Welcome to OGeek Q&A Community for programmer and developer-Open, Learning and Share
Welcome To Ask or Share your Answers For Others

Categories

0 votes
4.2k views
in Technique[技术] by (71.8m points)

java - Spring Data JPA Additional EntityManagerFactory Optimized for Cache and Bulk Operations Only

I have a legacy Spring Data JPA application that has a large number of Entities and CrudRepositories. JPA is configured using the XML below. We have a new requirement that requires us to insert 10,000 - 50,000 entities into the database at once via a FileUpload. With the existing configuration the database CPU spikes. After enabling hibernate statistics, its was apparent that these 10,000 insert operations were generating over 200,000 DB queries due to all the validation logic required with a single insert in the InvoiceService.

Original Configuration

<bean id="dataSource" destroy-method="close" class="org.apache.commons.dbcp2.BasicDataSource">
    <property name="driverClassName" value="${db.driver}"/>
    <property name="url" value="${db.jdbcurl}"/>
    <property name="username" value="${db.username}"/>
    <property name="password" value="${db.password}"/>

    <property name="maxTotal" value="${db.maxTotal}"/>
    <property name="maxIdle" value="${db.maxIdle}"/>
    <property name="minIdle" value="${db.minIdle}"/>
    <property name="initialSize" value="${db.initialSize}"/>
    <property name="maxWaitMillis" value="${db.maxWaitMillis}"/>
    <property name="minEvictableIdleTimeMillis" value="${db.minEvictableIdleTimeMillis}"/>
    <property name="timeBetweenEvictionRunsMillis" value="${db.timeBetweenEvictionRunsMillis}"/>
    <property name="testOnBorrow" value="${db.testOnBorrow}"/>
    <property name="testOnReturn" value="${db.testOnReturn}"/>
    <property name="testWhileIdle" value="${db.testWhileIdle}"/>
    <property name="removeAbandonedOnBorrow" value="${db.removeAbandonedOnBorrow}"/>
    <property name="removeAbandonedOnMaintenance" value="${db.removeAbandonedOnMaintenance}"/>
    <property name="removeAbandonedTimeout" value="${db.removeAbandonedTimeout}"/>
    <property name="logAbandoned" value="${db.logAbandoned}"/>
</bean>

<bean id="entityManagerFactory"
    class="org.springframework.orm.jpa.LocalContainerEntityManagerFactoryBean" depends-on="flyway">
    <property name="dataSource" ref="dataSource" />
    <property name="packagesToScan" value="my.package.domain" />
    <property name="loadTimeWeaver">
        <bean class="org.springframework.instrument.classloading.InstrumentationLoadTimeWeaver" />
    </property>
    <property name="jpaVendorAdapter">
        <bean class="org.springframework.orm.jpa.vendor.HibernateJpaVendorAdapter" />
    </property>
    <property name="jpaProperties">
        <props>
            <prop key="hibernate.hbm2ddl.auto">${hibernate.hbm2ddl.auto:validate}</prop>
            <prop key="hibernate.dialect">org.hibernate.dialect.PostgreSQL9Dialect</prop>
            <prop key="hibernate.show_sql">${hibernate.show_sql:false}</prop>
        </props>
    </property>
    <property name="persistenceUnitName" value="entityManagerFactory" />
</bean>

<bean id="persistenceAnnotationBeanPostProcessor" class="org.springframework.orm.jpa.support.PersistenceAnnotationBeanPostProcessor">
    <property name="defaultPersistenceUnitName" value="entityManagerFactory"/>
</bean>

<bean id="transactionManager" class="org.springframework.orm.jpa.JpaTransactionManager">
    <property name="entityManagerFactory" ref="entityManagerFactory" />
</bean>

<tx:annotation-driven proxy-target-class="true" />

<bean id="persistenceExceptionTranslationPostProcessor"

- [INFORMATION SUPPLIED]:
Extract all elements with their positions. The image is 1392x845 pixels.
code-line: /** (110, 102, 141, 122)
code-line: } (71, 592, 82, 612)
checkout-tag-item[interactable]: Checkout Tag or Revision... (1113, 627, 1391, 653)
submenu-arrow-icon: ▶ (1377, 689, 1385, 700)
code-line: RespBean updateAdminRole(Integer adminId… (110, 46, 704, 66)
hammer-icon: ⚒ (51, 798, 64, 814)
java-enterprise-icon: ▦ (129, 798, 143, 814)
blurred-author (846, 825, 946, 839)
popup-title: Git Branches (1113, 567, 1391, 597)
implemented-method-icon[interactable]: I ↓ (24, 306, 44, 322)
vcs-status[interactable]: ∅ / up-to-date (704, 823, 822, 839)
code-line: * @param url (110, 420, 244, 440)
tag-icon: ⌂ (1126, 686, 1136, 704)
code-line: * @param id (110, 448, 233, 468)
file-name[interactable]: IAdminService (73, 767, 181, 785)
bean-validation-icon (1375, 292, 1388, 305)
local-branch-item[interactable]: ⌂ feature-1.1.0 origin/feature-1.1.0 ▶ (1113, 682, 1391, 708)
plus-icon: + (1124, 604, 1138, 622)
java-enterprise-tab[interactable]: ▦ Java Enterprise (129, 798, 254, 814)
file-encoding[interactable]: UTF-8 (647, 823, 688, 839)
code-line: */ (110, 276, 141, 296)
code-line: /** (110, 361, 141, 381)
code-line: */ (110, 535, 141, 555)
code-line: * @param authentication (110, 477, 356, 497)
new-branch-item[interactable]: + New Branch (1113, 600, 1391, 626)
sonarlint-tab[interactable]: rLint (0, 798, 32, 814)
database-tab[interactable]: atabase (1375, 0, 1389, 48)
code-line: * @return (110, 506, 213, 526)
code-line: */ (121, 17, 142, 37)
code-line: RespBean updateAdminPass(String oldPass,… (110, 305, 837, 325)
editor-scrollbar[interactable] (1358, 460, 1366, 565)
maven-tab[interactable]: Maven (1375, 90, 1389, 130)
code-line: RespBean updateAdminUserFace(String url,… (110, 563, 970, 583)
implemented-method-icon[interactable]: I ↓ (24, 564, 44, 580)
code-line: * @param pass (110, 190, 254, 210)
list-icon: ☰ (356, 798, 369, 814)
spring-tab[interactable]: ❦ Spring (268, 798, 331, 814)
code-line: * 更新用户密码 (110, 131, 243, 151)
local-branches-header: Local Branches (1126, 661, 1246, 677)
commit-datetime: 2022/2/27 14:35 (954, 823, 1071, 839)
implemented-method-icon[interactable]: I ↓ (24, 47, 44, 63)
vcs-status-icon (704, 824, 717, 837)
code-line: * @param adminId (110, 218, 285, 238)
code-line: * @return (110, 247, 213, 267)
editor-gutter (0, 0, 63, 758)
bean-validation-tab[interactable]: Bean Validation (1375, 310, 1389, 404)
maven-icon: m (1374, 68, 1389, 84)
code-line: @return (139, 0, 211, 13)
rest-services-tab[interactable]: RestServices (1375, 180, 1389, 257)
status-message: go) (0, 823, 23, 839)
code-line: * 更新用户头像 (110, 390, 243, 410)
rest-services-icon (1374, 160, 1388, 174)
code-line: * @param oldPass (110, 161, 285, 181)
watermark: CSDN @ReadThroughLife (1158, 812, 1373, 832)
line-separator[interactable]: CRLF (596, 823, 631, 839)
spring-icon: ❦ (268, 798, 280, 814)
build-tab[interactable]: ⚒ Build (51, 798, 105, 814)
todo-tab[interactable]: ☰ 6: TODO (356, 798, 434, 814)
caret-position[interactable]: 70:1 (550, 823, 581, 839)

- [TASKS FOR THIS EXERCISE]:
1/ Edit the Spring Data JPA question from "Welcome to OGeek" up to and including "in the InvoiceService.", replacing "InvoiceService" with "OrderService".
2/ Resume the Spring Data JPA question after its last line.

- [ANSWERS PER TASK]:
1/
Welcome to OGeek Q&A Community for programmer and developer-Open, Learning and Share
Welcome To Ask or Share your Answers For Others

Categories

0 votes
4.2k views
in Technique[技术] by (71.8m points)

java - Spring Data JPA Additional EntityManagerFactory Optimized for Cache and Bulk Operations Only

I have a legacy Spring Data JPA application that has a large number of Entities and CrudRepositories. JPA is configured using the XML below. We have a new requirement that requires us to insert 10,000 - 50,000 entities into the database at once via a FileUpload. With the existing configuration the database CPU spikes. After enabling hibernate statistics, its was apparent that these 10,000 insert operations were generating over 200,000 DB queries due to all the validation logic required with a single insert in the OrderService.

2/
    class="org.springframework.dao.annotation.PersistenceExceptionTranslationPostProcessor" />

<jpa:repositories base-package="my.package.repository" entity-manager-factory-ref="entityManagerFactory"/>

The FileUploadService snippet looks like this...

    EntityManager batchEntityManager = entityManagerFactory.createEntityManager();
    EntityTransaction transaction = batchEntityManager.getTransaction();
    transaction.begin();
    try (BufferedReader buffer = new BufferedReader(new InputStreamReader(file.getInputStream()))) {

        buffer.lines()
            .filter(StringUtils::isNotBlank)
            .forEach(csvLine -> {
                invoiceService.createInvoice(csvLine);
                if (counter.incrementAndGet() % (updateFrequency.equals(0) ? 1 : updateFrequency) == 0) {
                    FileUpload fileUpload1 = fileUploadRepository.findOne(fileUpload.getId());
                    fileUpload1.setNumberOfSentRecords(sentCount.get());
                    fileUploadRepository.save(fileUpload1);
                    transaction.commit();
                    transaction.begin();
                    batchEntityManager.clear();
                }
            });
          transaction.commit();
    } catch (IOException ex) {
        systemException.incrementAndGet();
        log.error("Unexpected error while performing send task.", ex);
        transaction.rollback();
    }

    // Update FileUpload status.
    FileUpload fileUpload1 = fileUploadRepository.findOne(fileUpload.getId());
    fileUpload1.setNumberOfSentRecords(sentCount.get());
    if (systemException.get() != 0) {
        fileUpload1.setStatus(FileUploadStatus.SYSTEM_ERROR);
    } else {
        fileUpload1.setStatus(FileUploadStatus.SENT);
    }
    fileUploadRepository.save(fileUpload1);
    batchEntityManager.close();

Most of the DB queries were select statements that return the same results for each record being inserted. It was obvious that enabling EhCache as a Second-Level cache would have a significant performance improvement. However, this application has been running flawlessly in production for several years without ehcache enabled. I am hesitant to turn this on globally as I do not know how this will affect the large number of other repositories/queries.

Question 1

Is there a way to configure a "alternate" EntityManagerFactory that uses the second level cache for this batch process only? How can I choose to use this factory instead of the primary for this batch process only?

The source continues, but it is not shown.